Excerpts from a layout annotation set:

>> BEGIN

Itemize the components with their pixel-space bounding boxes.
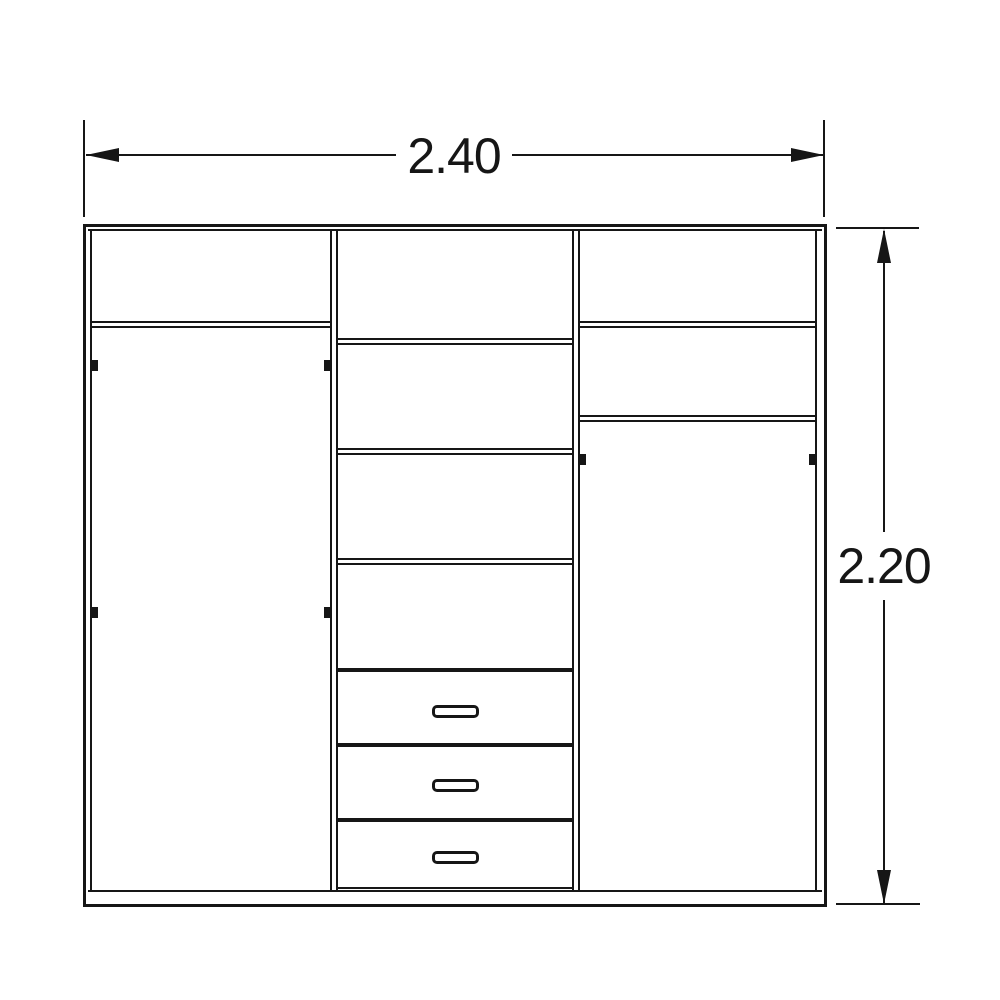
rod-end-cap — [580, 454, 586, 465]
rod-end-cap — [92, 360, 98, 371]
wardrobe-technical-drawing: 2.40 2.20 — [0, 0, 1000, 1000]
left-section-shelf-bottom-line — [92, 326, 330, 328]
middle-shelf-2-top-line — [338, 448, 572, 450]
middle-shelf-2-bottom-line — [338, 453, 572, 455]
width-dimension-line-right-segment — [512, 154, 823, 156]
height-dimension-line-top-segment — [883, 231, 885, 532]
middle-shelf-1-top-line — [338, 338, 572, 340]
rod-end-cap — [324, 607, 330, 618]
drawer-divider-1 — [338, 743, 572, 747]
drawer-1-handle — [432, 705, 479, 718]
width-extension-line-right — [823, 120, 825, 217]
drawer-3-handle — [432, 851, 479, 864]
bottom-panel-inner-line — [88, 890, 822, 892]
width-dimension-label: 2.40 — [403, 131, 504, 181]
drawer-2-handle — [432, 779, 479, 792]
right-section-shelf-1-bottom-line — [580, 326, 815, 328]
top-panel-inner-line — [88, 229, 822, 231]
height-dimension-label: 2.20 — [833, 541, 934, 591]
left-section-shelf-top-line — [92, 321, 330, 323]
rod-end-cap — [324, 360, 330, 371]
middle-shelf-1-bottom-line — [338, 343, 572, 345]
right-section-shelf-2-top-line — [580, 415, 815, 417]
height-dimension-line-bottom-segment — [883, 600, 885, 903]
drawer-stack-top-line — [338, 668, 572, 672]
arrow-right-icon — [791, 148, 824, 162]
right-section-shelf-2-bottom-line — [580, 420, 815, 422]
middle-shelf-3-bottom-line — [338, 563, 572, 565]
right-section-hanging-rod — [580, 457, 815, 462]
middle-shelf-3-top-line — [338, 558, 572, 560]
divider-right-inner-line — [572, 229, 574, 890]
rod-end-cap — [809, 454, 815, 465]
width-dimension-line-left-segment — [86, 154, 396, 156]
arrow-left-icon — [86, 148, 119, 162]
right-side-panel-inner-line — [815, 229, 817, 892]
divider-right-outer-line — [578, 229, 580, 890]
arrow-up-icon — [877, 229, 891, 263]
right-section-shelf-1-top-line — [580, 321, 815, 323]
width-extension-line-left — [83, 120, 85, 217]
drawer-divider-2 — [338, 818, 572, 822]
left-side-panel-inner-line — [90, 229, 92, 892]
divider-left-outer-line — [330, 229, 332, 890]
rod-end-cap — [92, 607, 98, 618]
drawer-stack-bottom-line — [338, 887, 572, 889]
arrow-down-icon — [877, 870, 891, 904]
left-section-hanging-rod-lower — [92, 610, 330, 615]
left-section-hanging-rod-upper — [92, 363, 330, 368]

>> END

[Work to complete]
Copy every line of the data above word for word, leaving out the pictures.

[Full output]
Itemize the components with their pixel-space bounding boxes.
rod-end-cap — [580, 454, 586, 465]
rod-end-cap — [92, 360, 98, 371]
wardrobe-technical-drawing: 2.40 2.20 — [0, 0, 1000, 1000]
left-section-shelf-bottom-line — [92, 326, 330, 328]
middle-shelf-2-top-line — [338, 448, 572, 450]
middle-shelf-2-bottom-line — [338, 453, 572, 455]
width-dimension-line-right-segment — [512, 154, 823, 156]
height-dimension-line-top-segment — [883, 231, 885, 532]
middle-shelf-1-top-line — [338, 338, 572, 340]
rod-end-cap — [324, 607, 330, 618]
drawer-divider-1 — [338, 743, 572, 747]
drawer-1-handle — [432, 705, 479, 718]
width-extension-line-right — [823, 120, 825, 217]
drawer-3-handle — [432, 851, 479, 864]
bottom-panel-inner-line — [88, 890, 822, 892]
width-dimension-label: 2.40 — [403, 131, 504, 181]
drawer-2-handle — [432, 779, 479, 792]
right-section-shelf-1-bottom-line — [580, 326, 815, 328]
top-panel-inner-line — [88, 229, 822, 231]
height-dimension-label: 2.20 — [833, 541, 934, 591]
left-section-shelf-top-line — [92, 321, 330, 323]
rod-end-cap — [324, 360, 330, 371]
middle-shelf-1-bottom-line — [338, 343, 572, 345]
right-section-shelf-2-top-line — [580, 415, 815, 417]
height-dimension-line-bottom-segment — [883, 600, 885, 903]
drawer-stack-top-line — [338, 668, 572, 672]
arrow-right-icon — [791, 148, 824, 162]
right-section-shelf-2-bottom-line — [580, 420, 815, 422]
middle-shelf-3-bottom-line — [338, 563, 572, 565]
right-section-hanging-rod — [580, 457, 815, 462]
middle-shelf-3-top-line — [338, 558, 572, 560]
divider-right-inner-line — [572, 229, 574, 890]
rod-end-cap — [809, 454, 815, 465]
width-dimension-line-left-segment — [86, 154, 396, 156]
arrow-left-icon — [86, 148, 119, 162]
right-side-panel-inner-line — [815, 229, 817, 892]
divider-right-outer-line — [578, 229, 580, 890]
arrow-up-icon — [877, 229, 891, 263]
right-section-shelf-1-top-line — [580, 321, 815, 323]
width-extension-line-left — [83, 120, 85, 217]
drawer-divider-2 — [338, 818, 572, 822]
left-side-panel-inner-line — [90, 229, 92, 892]
divider-left-outer-line — [330, 229, 332, 890]
rod-end-cap — [92, 607, 98, 618]
drawer-stack-bottom-line — [338, 887, 572, 889]
arrow-down-icon — [877, 870, 891, 904]
left-section-hanging-rod-lower — [92, 610, 330, 615]
left-section-hanging-rod-upper — [92, 363, 330, 368]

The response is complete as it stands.